## Supplied passage:
Eliason said his bill which has been introduced with a title, but no text would give a woman the same amount of time to "make a major life decision" as "any consumer has to consider canceling a mortgage."
He adds, "I have a close personal friend who had an abortion, but wishes now that it had not happened. It [a 72-hour waiting period] may have made a difference, I don't know."
Eliason said he does not know if the bill would reduce abortions, but says it would improve decisions.
"If a woman chooses not to have an abortion, they will be thankful for the extra time.... If someone decides to go ahead, they may be glad that they took the extra time to feel confident with that."
The 72 hours, he said, would stretch between when a woman first consults a physician about an abortion to when she could have it.
Eliason, whose full-time job is as vice president and general manager of retail sales for the Utah Jazz, said he decided to push it because South Dakota last year extended its waiting period to 72 hours.
Planned Parenthood has sued, seeking to overturn that law, arguing it violates the Roe v. Wade Supreme Court decision legalizing abortion. The group contends the South Dakota waiting period is unduly burdensome, in part, because many women must travel far to the two abortion clinics in that state, and the waiting period complicates that.
Eliason said the South Dakota law also included several other provisions, including requiring women to receive counseling about alternatives to abortion during the waiting period. He said lawsuits seem aimed more at those provisions than the extension of the waiting period and he plans not to include them in his bill. "Most states have had waiting periods for years, and courts have upheld them," he said.
Karrie Galloway, CEO of the Planned Parenthood Association of Utah, said before considering threatening a lawsuit over Eliason's Utah bill, it would want to evaluate "his reasons for it, and if there is more to it than just punishing women" who have abortions.
She said Utah has had a 24-hour waiting period "for a long time, and it has been working." She adds that most women have been "thinking about the decision for a long time before they come to the clinic. It is a long and agonizing process."

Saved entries
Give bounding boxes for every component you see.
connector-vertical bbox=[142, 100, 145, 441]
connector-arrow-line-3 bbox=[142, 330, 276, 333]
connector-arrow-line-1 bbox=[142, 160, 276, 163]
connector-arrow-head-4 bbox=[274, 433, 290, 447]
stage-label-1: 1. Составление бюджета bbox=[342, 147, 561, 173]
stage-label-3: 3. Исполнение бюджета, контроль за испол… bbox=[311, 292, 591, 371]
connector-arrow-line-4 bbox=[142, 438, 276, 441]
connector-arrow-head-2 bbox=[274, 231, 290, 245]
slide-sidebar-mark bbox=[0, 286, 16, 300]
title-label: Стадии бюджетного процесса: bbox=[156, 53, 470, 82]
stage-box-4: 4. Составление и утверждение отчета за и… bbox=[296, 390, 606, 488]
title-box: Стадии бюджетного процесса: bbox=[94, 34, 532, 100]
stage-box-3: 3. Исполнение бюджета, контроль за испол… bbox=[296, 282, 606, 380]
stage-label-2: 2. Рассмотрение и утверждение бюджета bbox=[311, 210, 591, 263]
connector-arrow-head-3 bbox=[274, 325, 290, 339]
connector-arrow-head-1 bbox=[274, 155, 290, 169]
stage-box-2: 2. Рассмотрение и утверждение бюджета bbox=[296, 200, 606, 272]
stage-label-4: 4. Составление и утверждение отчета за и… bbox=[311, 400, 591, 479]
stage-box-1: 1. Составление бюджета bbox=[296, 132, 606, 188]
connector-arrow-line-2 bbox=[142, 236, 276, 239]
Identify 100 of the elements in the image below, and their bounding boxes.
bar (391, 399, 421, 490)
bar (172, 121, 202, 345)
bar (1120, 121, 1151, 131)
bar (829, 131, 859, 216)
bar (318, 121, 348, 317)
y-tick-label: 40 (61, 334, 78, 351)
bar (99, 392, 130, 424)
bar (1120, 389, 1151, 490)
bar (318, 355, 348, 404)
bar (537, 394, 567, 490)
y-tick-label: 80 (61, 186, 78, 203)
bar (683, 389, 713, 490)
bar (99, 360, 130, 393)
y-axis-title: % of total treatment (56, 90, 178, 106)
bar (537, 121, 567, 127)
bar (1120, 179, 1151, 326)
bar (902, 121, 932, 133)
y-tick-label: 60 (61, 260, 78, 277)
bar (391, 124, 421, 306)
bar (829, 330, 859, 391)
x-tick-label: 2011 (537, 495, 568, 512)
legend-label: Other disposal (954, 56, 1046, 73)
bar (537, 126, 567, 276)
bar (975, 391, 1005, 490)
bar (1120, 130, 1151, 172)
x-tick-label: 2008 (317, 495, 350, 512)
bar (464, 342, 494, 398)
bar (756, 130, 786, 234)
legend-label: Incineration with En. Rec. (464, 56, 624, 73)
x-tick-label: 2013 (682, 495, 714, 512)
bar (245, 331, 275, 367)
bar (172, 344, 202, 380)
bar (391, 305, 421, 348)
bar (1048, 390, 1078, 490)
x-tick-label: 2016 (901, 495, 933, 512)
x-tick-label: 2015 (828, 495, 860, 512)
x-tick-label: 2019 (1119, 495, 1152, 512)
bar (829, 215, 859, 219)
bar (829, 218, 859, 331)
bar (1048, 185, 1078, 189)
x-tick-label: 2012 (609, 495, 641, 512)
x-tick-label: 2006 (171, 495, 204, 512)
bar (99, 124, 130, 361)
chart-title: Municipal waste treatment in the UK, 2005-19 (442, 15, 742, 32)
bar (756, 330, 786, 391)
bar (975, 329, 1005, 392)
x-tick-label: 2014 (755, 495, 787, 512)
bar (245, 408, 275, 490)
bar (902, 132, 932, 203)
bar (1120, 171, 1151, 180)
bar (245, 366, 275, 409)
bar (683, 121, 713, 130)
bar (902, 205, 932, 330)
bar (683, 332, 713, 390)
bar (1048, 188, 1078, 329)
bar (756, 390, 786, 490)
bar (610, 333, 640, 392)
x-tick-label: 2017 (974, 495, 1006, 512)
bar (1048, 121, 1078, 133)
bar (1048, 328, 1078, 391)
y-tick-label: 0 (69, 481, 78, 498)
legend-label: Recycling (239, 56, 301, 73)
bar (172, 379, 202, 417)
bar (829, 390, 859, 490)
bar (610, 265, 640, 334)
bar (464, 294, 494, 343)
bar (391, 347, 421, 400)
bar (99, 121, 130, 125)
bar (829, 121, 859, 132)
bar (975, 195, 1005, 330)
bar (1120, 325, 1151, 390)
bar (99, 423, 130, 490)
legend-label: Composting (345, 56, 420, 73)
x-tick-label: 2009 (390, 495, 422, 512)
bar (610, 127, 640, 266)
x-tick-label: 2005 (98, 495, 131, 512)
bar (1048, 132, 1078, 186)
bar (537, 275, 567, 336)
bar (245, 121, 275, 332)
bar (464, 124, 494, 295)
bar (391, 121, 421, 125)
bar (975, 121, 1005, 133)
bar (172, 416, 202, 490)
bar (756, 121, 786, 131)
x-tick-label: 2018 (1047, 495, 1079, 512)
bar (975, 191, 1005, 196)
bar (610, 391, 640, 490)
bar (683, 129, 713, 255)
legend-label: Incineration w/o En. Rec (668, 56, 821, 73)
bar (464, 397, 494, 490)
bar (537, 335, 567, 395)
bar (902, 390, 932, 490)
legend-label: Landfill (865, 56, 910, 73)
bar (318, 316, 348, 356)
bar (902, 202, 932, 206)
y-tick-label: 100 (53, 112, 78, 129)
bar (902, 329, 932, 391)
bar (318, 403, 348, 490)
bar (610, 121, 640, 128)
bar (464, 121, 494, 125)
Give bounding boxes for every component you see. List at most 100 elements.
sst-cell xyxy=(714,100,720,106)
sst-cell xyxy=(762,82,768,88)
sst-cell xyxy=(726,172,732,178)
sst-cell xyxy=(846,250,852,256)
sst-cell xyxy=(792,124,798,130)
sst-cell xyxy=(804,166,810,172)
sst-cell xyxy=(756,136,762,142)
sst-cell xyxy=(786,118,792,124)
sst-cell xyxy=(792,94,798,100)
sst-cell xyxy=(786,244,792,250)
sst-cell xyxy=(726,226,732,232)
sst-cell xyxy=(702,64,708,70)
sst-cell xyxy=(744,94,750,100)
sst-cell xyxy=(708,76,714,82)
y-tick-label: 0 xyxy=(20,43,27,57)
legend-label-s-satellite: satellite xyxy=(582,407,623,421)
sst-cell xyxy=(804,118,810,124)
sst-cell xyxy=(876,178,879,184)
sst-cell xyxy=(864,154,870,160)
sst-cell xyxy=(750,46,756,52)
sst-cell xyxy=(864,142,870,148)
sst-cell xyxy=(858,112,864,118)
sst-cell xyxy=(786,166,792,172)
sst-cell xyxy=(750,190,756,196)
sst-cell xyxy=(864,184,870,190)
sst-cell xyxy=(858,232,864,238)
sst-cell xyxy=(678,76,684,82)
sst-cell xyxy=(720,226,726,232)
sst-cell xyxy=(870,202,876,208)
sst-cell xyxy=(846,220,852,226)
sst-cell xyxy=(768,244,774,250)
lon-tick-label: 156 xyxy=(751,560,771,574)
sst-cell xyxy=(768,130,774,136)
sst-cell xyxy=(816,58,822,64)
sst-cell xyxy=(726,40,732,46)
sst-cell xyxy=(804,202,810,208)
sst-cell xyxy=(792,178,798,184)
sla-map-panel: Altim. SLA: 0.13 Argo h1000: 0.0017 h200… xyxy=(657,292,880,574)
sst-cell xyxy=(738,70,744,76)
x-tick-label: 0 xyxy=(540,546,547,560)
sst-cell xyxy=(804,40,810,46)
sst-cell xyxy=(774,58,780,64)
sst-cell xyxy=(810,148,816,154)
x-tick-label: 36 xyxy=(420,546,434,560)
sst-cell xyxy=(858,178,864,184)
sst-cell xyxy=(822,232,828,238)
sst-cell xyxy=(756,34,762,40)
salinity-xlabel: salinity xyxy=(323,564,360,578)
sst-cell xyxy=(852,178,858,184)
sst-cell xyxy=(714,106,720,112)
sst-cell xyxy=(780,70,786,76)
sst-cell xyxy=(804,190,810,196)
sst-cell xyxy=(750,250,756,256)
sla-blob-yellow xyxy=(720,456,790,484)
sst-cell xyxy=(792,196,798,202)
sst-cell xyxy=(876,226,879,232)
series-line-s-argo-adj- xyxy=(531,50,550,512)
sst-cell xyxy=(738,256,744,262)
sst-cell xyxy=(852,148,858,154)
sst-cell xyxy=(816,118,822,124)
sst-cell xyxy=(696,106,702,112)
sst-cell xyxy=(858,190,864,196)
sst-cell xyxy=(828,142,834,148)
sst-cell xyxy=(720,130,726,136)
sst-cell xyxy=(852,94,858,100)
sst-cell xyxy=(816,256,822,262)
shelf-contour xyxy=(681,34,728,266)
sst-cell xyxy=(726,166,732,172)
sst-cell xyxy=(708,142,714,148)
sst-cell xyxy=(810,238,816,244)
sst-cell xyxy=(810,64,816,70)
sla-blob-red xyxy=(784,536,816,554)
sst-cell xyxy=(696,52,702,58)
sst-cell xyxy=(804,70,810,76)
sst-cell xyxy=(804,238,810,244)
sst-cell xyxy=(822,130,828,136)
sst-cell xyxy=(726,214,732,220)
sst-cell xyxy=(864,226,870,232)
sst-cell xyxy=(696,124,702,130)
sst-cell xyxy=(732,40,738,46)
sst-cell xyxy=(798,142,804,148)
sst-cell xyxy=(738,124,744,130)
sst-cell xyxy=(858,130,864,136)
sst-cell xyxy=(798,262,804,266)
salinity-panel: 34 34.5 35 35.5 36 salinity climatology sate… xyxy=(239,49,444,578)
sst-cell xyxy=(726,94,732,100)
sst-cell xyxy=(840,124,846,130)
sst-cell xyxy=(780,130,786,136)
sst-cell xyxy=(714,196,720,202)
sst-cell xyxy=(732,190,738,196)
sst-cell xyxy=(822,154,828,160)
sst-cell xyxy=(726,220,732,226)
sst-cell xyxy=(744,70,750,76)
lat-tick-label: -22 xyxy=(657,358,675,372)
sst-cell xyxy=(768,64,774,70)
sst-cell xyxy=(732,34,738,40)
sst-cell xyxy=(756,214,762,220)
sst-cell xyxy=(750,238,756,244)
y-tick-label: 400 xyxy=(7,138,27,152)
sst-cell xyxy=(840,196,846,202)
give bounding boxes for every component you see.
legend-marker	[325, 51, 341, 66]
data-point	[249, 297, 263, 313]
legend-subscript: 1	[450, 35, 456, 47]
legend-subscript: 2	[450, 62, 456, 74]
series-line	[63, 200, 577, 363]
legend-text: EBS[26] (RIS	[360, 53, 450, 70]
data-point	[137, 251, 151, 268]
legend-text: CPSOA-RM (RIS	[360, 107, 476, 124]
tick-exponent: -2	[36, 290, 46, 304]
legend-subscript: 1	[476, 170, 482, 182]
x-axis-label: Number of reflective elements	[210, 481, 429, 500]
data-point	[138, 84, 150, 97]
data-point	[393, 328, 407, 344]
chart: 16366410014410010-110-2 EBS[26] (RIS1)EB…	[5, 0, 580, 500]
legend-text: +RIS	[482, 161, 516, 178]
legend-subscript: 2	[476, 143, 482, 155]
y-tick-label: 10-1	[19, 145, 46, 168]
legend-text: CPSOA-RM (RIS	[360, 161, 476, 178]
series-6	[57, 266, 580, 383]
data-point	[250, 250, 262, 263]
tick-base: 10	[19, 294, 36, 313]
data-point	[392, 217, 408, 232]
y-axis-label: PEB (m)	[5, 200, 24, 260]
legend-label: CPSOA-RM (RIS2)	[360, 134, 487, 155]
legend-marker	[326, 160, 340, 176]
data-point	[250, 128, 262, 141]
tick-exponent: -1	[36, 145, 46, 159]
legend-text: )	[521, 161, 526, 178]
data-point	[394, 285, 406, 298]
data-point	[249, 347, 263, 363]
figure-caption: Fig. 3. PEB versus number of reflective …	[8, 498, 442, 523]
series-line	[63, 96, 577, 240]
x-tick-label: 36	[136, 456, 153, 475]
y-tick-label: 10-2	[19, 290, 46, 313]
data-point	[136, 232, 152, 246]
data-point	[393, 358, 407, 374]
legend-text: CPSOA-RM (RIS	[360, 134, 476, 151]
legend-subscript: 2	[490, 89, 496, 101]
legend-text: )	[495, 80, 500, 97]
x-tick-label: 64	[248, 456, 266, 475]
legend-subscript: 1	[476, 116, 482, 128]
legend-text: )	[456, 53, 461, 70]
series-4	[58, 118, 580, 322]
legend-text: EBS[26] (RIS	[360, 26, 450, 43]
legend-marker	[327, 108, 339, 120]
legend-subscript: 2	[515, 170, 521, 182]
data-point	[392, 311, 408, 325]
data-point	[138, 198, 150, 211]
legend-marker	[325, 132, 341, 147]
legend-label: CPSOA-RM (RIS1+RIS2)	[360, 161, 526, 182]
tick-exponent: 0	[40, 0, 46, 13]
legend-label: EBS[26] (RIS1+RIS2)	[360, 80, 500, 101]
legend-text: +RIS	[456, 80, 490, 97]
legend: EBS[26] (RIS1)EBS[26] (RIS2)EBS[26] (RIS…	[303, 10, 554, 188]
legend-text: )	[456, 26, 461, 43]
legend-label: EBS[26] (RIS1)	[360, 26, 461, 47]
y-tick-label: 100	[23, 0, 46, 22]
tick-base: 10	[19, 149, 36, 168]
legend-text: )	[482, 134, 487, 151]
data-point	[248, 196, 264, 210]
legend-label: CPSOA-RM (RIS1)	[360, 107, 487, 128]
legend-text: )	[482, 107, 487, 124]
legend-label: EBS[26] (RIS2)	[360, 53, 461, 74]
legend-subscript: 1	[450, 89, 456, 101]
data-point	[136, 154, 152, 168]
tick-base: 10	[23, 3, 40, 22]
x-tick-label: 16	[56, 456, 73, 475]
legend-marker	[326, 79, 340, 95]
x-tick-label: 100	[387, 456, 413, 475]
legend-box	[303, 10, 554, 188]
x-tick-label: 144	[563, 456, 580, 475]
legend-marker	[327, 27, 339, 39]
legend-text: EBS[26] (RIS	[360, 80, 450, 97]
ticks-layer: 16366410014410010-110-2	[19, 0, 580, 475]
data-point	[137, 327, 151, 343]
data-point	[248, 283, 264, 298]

## Problem to solve:
List every organization or institution named in the passage about Eliason's waiting-period bill.

## Expected output:
- Utah Jazz
- Planned Parenthood
- Supreme Court
- Planned Parenthood Association of Utah